■ PROBLEM DETAILS: Going through the material below, please gather all lines with the word "title" in them.
** start of RECORDED INFORMATION **
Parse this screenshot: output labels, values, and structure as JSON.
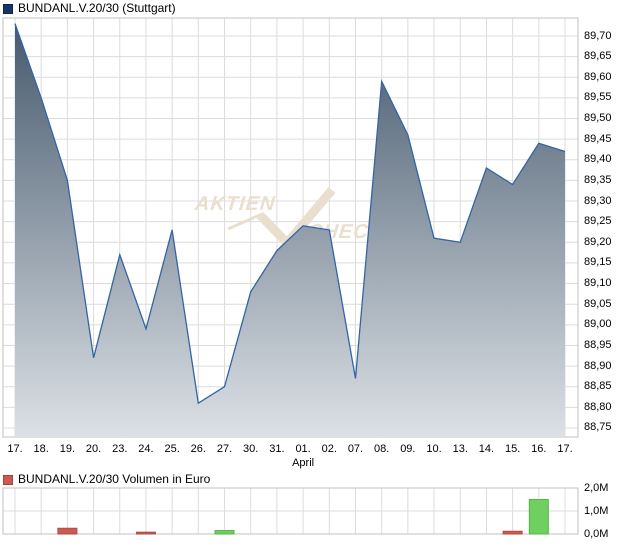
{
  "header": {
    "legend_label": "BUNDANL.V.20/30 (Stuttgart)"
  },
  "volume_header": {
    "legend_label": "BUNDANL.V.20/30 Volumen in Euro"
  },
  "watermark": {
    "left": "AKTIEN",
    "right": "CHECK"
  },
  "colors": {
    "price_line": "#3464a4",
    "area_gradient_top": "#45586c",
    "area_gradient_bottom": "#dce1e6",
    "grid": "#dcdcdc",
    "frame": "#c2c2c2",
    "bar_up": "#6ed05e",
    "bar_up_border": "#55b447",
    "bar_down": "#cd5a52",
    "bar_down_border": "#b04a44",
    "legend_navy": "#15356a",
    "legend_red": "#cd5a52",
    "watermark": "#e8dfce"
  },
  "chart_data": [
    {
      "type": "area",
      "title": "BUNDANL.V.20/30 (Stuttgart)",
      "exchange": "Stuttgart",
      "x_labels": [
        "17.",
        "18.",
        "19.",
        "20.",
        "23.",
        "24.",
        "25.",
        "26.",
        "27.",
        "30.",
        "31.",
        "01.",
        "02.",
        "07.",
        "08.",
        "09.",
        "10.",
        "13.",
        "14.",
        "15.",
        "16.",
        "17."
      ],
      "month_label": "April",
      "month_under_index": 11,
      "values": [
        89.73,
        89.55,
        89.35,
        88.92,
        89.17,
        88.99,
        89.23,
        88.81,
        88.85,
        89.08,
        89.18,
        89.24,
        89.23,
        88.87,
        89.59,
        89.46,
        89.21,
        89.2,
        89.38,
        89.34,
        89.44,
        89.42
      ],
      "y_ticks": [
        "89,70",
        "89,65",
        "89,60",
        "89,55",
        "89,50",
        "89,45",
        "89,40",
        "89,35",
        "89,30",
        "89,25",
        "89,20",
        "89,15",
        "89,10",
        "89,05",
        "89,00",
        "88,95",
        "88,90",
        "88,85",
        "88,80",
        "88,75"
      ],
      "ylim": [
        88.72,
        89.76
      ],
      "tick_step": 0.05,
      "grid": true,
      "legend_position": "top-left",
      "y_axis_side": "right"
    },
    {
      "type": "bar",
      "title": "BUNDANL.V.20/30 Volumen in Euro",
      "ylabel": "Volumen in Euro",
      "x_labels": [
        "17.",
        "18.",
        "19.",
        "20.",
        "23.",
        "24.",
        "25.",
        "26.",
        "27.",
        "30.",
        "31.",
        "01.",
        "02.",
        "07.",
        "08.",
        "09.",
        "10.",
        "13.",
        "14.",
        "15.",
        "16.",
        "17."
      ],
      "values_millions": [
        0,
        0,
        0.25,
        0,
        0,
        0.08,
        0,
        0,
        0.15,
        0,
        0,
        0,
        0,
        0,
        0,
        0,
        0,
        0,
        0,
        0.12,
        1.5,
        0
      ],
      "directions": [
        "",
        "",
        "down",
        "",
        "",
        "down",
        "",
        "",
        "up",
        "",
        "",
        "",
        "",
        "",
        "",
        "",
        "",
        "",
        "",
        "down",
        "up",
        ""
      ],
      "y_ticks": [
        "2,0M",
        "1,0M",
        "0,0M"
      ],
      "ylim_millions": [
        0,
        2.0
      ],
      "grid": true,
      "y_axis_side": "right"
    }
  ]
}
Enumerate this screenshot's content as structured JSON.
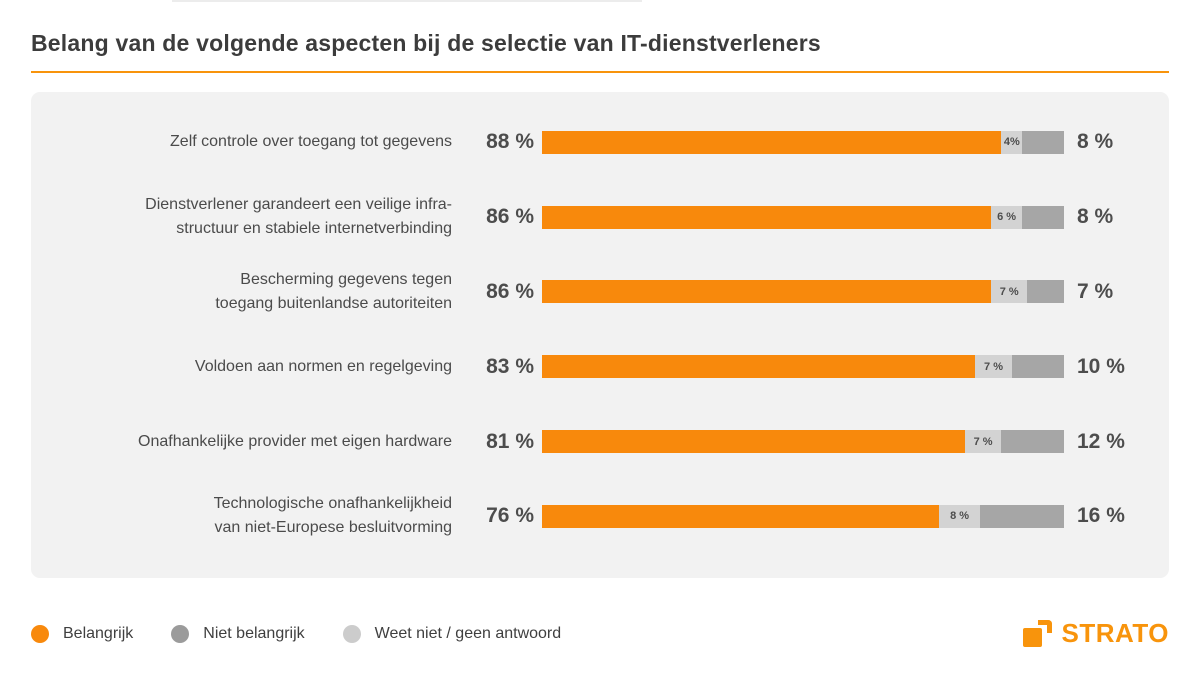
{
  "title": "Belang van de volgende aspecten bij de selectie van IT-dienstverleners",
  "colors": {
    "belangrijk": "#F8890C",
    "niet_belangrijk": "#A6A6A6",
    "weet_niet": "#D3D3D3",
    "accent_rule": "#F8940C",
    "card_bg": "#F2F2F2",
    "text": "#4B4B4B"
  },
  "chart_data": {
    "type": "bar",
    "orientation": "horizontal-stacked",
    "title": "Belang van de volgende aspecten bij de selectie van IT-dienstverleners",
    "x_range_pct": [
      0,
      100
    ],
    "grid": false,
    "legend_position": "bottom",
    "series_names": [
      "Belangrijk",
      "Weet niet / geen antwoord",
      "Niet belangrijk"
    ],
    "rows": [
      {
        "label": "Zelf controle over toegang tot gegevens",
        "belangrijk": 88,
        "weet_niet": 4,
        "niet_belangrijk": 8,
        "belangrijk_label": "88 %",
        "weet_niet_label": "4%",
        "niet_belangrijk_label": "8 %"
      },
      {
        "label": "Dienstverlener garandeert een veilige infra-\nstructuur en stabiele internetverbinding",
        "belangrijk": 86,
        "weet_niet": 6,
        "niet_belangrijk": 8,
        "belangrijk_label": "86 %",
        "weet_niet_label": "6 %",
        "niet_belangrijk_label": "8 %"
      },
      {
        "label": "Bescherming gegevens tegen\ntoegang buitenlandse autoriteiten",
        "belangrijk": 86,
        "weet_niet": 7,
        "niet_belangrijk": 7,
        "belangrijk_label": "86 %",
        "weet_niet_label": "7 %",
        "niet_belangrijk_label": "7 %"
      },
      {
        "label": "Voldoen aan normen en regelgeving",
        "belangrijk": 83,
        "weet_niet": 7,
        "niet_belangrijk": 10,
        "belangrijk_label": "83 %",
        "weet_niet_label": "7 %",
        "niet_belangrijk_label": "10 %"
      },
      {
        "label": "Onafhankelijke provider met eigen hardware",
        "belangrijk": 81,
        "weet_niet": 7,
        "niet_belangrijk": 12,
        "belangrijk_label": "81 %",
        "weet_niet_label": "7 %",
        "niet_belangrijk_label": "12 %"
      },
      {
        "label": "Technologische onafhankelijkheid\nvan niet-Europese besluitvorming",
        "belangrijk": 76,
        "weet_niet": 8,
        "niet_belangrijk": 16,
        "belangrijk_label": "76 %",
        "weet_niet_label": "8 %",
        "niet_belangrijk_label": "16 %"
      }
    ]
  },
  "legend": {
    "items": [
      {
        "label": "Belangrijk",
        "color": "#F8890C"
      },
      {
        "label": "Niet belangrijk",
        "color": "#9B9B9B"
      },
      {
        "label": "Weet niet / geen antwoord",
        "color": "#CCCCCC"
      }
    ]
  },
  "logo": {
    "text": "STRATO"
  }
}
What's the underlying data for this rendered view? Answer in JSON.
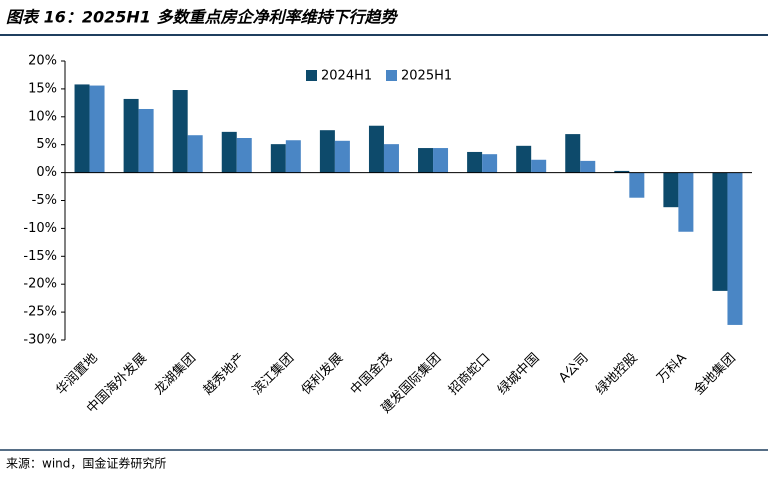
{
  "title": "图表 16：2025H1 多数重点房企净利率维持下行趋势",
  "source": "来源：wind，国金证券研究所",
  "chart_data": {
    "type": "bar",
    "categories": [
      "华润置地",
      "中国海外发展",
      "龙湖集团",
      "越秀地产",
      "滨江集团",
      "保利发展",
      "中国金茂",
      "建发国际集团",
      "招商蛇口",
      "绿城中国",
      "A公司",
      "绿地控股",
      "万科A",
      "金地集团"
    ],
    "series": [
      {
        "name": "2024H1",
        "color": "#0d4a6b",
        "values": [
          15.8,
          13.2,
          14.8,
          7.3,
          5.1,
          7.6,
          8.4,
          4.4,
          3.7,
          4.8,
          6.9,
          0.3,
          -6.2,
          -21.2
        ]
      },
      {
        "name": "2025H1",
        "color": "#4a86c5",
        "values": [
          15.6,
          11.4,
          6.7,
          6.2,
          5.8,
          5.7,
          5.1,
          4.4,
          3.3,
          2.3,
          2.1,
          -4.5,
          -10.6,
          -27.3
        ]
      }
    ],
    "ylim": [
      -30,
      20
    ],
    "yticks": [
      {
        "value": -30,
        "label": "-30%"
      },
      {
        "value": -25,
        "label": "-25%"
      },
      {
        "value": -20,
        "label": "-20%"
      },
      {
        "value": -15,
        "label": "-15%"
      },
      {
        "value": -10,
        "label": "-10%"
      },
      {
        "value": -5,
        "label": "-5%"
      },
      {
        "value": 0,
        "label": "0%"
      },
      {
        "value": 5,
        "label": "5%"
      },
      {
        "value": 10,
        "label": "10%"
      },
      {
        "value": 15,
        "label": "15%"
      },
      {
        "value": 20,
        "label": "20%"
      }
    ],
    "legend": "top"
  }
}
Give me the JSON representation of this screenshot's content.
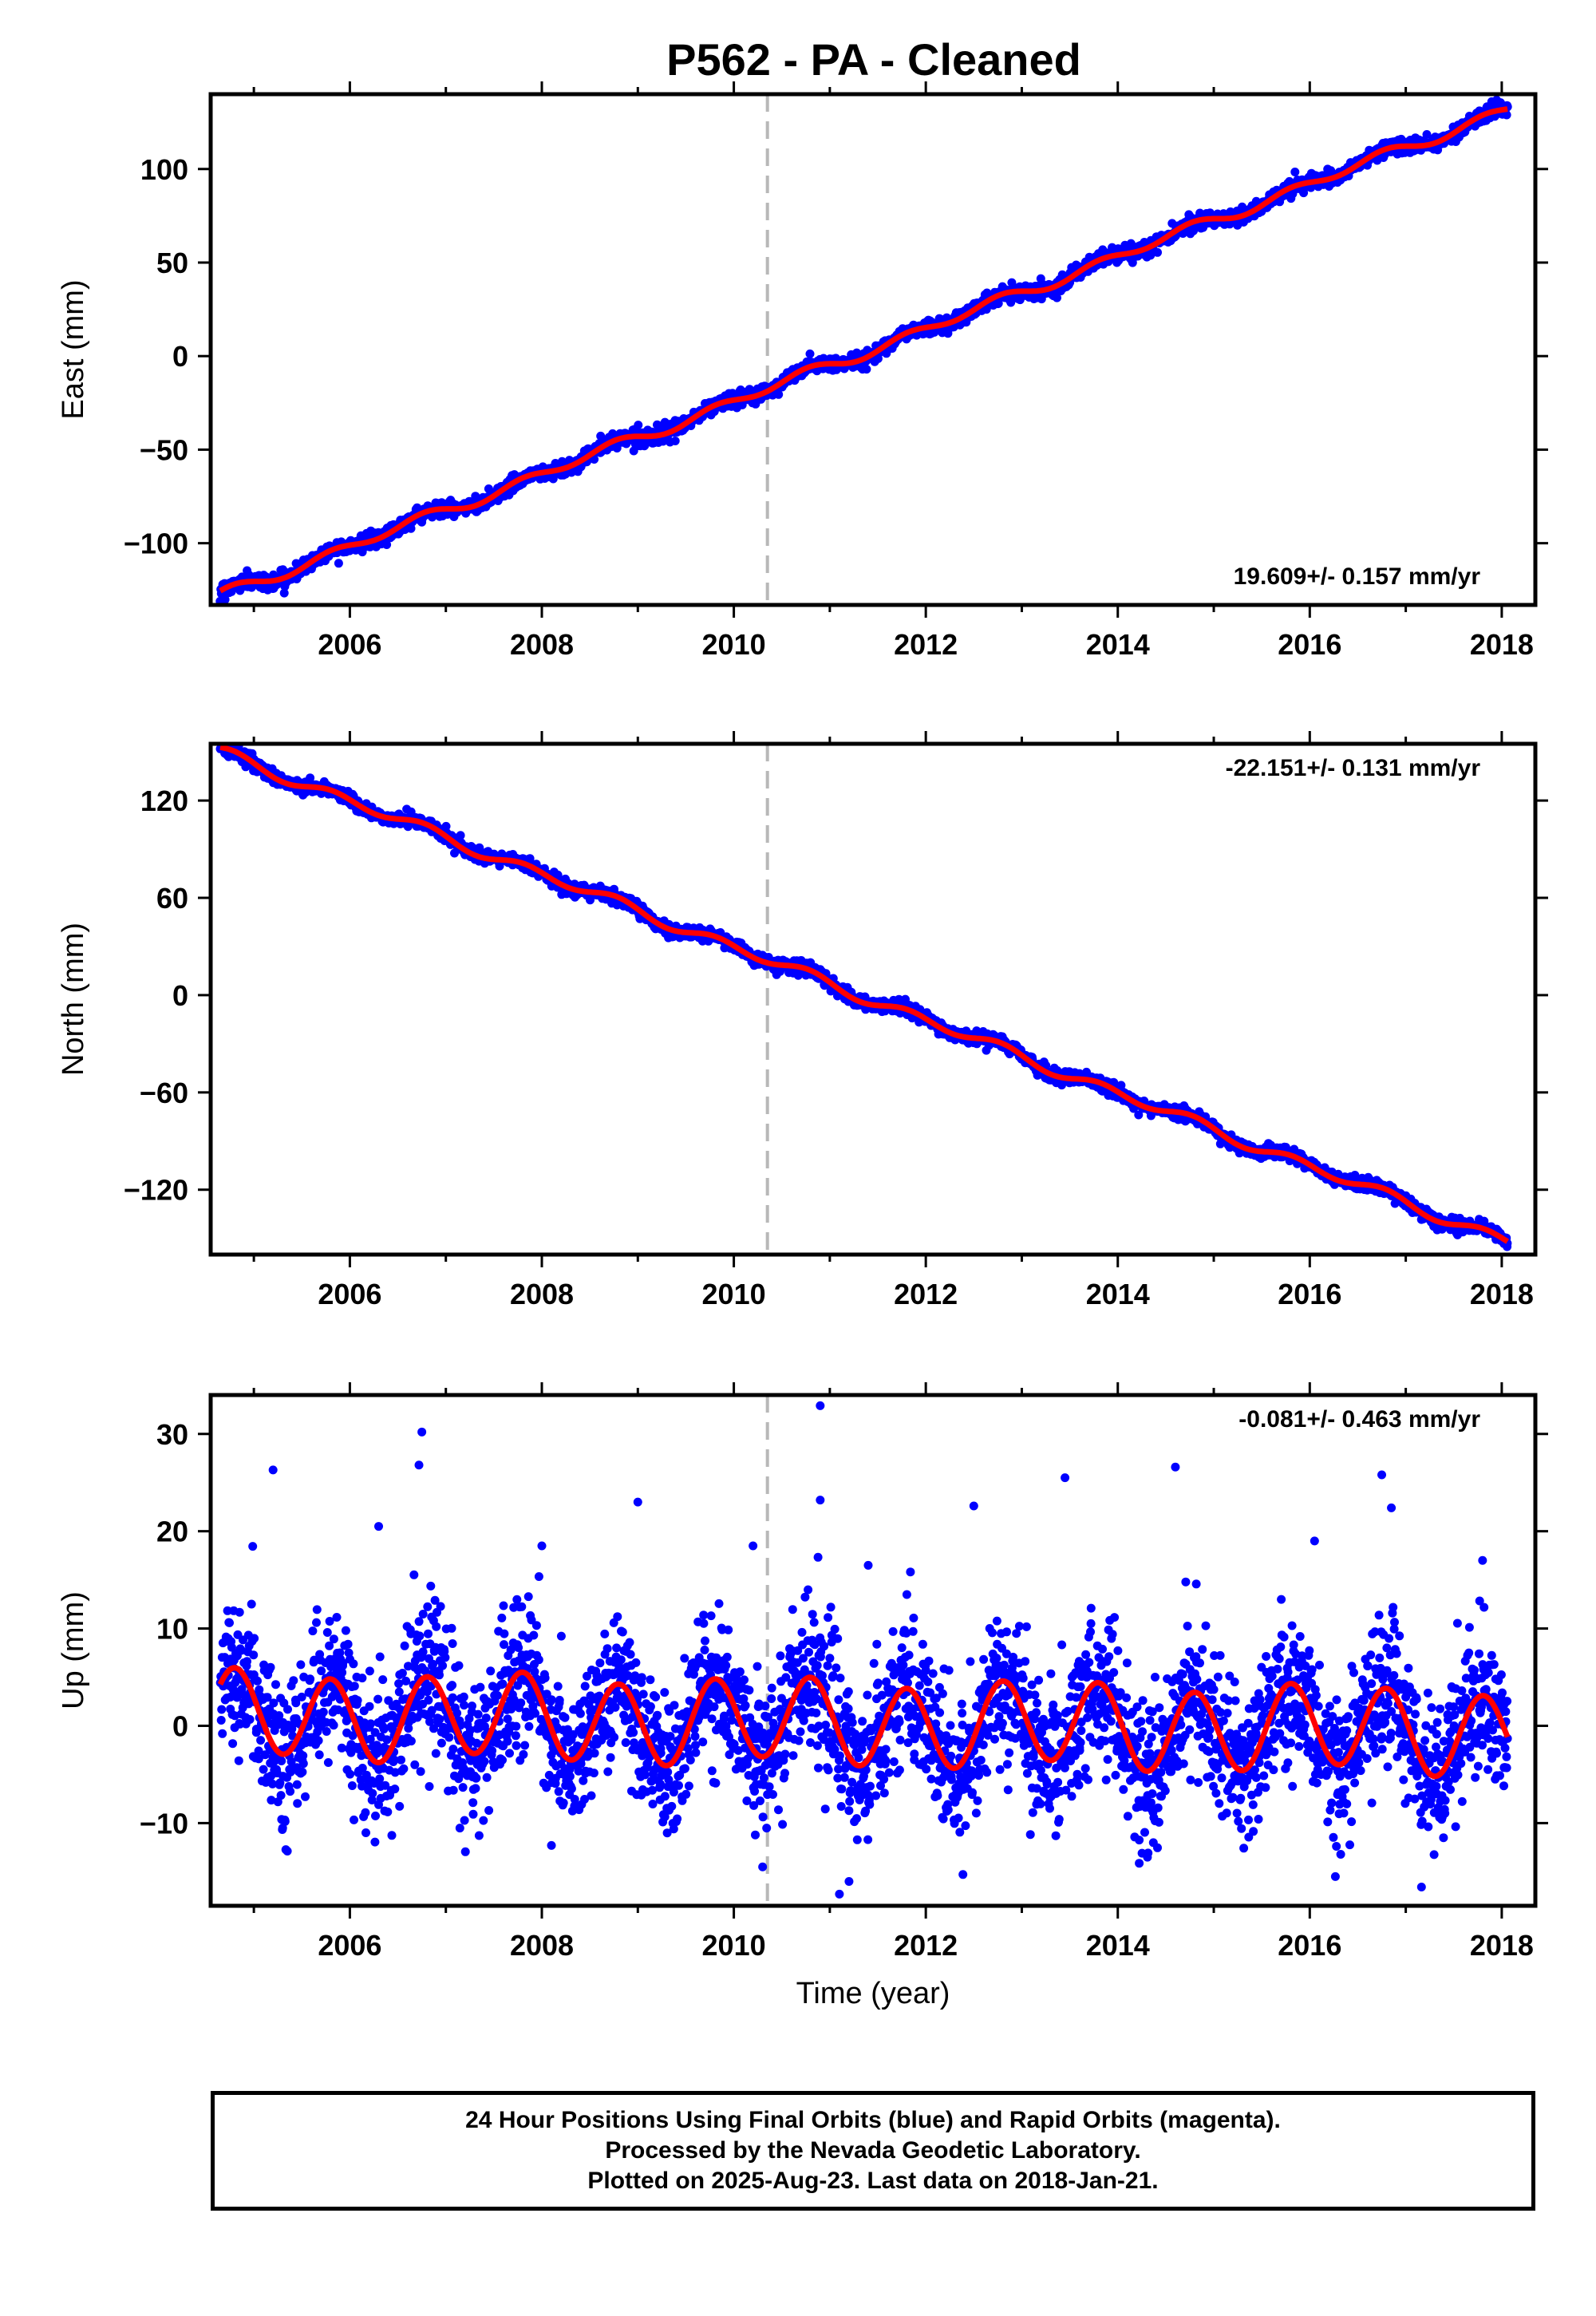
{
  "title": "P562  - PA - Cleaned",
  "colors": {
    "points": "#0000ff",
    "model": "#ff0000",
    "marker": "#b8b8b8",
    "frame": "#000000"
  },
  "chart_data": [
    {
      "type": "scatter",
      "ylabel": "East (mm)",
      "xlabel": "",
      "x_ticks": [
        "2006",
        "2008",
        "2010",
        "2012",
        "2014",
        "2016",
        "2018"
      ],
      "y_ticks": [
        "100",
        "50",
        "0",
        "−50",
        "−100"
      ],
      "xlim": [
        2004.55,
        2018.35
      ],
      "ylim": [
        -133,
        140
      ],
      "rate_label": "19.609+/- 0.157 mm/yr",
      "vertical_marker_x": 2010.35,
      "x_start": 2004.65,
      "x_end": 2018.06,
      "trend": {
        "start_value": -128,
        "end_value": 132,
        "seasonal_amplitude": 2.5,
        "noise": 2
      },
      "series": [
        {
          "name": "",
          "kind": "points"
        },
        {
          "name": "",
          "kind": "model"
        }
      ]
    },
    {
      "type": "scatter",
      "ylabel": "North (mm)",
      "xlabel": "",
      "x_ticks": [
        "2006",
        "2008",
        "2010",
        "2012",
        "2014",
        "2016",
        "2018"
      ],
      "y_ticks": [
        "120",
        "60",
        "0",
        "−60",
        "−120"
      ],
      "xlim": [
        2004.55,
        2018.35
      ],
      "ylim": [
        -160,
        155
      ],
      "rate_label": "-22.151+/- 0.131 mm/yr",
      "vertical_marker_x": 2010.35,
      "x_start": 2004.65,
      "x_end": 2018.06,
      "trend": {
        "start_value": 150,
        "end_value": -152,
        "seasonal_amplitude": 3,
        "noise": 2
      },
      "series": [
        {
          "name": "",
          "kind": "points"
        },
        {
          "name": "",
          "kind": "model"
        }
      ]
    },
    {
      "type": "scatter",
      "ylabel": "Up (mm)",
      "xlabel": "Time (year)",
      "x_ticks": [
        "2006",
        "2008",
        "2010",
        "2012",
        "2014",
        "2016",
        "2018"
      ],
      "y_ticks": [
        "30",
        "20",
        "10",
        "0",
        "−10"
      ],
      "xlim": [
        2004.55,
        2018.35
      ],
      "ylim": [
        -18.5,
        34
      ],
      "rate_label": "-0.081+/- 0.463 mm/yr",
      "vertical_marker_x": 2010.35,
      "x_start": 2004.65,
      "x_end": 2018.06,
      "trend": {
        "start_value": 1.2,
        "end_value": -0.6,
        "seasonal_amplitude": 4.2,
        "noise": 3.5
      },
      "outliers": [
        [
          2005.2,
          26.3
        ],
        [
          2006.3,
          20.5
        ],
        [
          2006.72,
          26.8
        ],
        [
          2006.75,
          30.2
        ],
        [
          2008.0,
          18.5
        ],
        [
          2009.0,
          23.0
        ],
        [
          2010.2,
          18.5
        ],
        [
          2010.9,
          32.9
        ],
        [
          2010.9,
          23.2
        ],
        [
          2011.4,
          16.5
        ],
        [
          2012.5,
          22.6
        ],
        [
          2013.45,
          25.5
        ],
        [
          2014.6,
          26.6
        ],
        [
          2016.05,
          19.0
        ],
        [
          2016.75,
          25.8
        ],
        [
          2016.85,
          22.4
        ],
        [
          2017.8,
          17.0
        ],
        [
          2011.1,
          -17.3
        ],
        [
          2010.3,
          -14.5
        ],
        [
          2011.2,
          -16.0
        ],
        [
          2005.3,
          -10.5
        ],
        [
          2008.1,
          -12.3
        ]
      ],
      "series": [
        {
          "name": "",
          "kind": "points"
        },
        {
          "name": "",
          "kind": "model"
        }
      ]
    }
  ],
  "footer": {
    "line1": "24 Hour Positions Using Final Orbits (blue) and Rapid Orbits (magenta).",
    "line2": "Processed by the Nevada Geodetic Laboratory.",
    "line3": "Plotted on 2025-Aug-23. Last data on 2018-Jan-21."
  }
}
** end of RECORDED INFORMATION **
■ RESULT:
      "title": "BUNDANL.V.20/30 (Stuttgart)",
      "title": "BUNDANL.V.20/30 Volumen in Euro",
  "title": "Belang van de volgende aspecten bij de selectie van IT-dienstverleners",
    "title": "Belang van de volgende aspecten bij de selectie van IT-dienstverleners",
  "title": "图表 16：2025H1 多数重点房企净利率维持下行趋势",
  "title": "P562  - PA - Cleaned",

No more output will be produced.